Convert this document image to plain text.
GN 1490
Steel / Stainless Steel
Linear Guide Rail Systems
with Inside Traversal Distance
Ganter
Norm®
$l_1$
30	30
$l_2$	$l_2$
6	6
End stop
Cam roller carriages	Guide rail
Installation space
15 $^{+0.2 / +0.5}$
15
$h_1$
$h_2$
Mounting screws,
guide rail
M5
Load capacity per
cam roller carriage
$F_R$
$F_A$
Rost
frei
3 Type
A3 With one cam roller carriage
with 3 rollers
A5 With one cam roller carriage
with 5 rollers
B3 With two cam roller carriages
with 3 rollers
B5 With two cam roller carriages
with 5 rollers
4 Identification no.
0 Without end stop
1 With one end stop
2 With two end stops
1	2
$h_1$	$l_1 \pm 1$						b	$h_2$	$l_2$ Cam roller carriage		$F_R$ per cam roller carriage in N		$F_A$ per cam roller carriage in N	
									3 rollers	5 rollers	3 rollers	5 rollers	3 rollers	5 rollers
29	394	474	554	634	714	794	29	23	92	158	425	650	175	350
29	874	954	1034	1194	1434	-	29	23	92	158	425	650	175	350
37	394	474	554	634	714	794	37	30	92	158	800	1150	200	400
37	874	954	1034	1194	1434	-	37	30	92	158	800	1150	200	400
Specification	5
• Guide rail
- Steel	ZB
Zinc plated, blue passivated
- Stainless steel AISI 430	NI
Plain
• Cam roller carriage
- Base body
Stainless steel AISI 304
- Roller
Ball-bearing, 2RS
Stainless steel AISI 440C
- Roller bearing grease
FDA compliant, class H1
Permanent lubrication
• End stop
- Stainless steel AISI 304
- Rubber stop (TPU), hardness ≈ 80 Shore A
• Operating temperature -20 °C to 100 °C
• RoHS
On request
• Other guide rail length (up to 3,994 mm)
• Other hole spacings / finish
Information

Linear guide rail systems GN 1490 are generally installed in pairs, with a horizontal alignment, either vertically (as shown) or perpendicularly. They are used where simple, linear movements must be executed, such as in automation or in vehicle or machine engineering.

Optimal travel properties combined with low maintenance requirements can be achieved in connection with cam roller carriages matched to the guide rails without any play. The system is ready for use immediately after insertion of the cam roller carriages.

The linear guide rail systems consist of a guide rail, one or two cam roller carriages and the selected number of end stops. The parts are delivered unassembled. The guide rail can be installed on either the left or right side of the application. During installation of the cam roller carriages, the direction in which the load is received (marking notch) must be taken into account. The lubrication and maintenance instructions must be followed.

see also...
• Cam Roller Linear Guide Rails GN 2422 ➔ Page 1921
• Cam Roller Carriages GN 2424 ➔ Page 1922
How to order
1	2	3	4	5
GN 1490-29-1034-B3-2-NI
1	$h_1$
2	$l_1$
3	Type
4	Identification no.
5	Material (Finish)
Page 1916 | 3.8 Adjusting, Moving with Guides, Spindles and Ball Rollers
.....
§ TASK PROMPT: Show every line in the records above that contains the word "maintenance".

§ TASK OUTPUT:
Optimal travel properties combined with low maintenance requirements can be achieved in connection with cam roller carriages matched to the guide rails without any play. The system is ready for use immediately after insertion of the cam roller carriages.
The linear guide rail systems consist of a guide rail, one or two cam roller carriages and the selected number of end stops. The parts are delivered unassembled. The guide rail can be installed on either the left or right side of the application. During installation of the cam roller carriages, the direction in which the load is received (marking notch) must be taken into account. The lubrication and maintenance instructions must be followed.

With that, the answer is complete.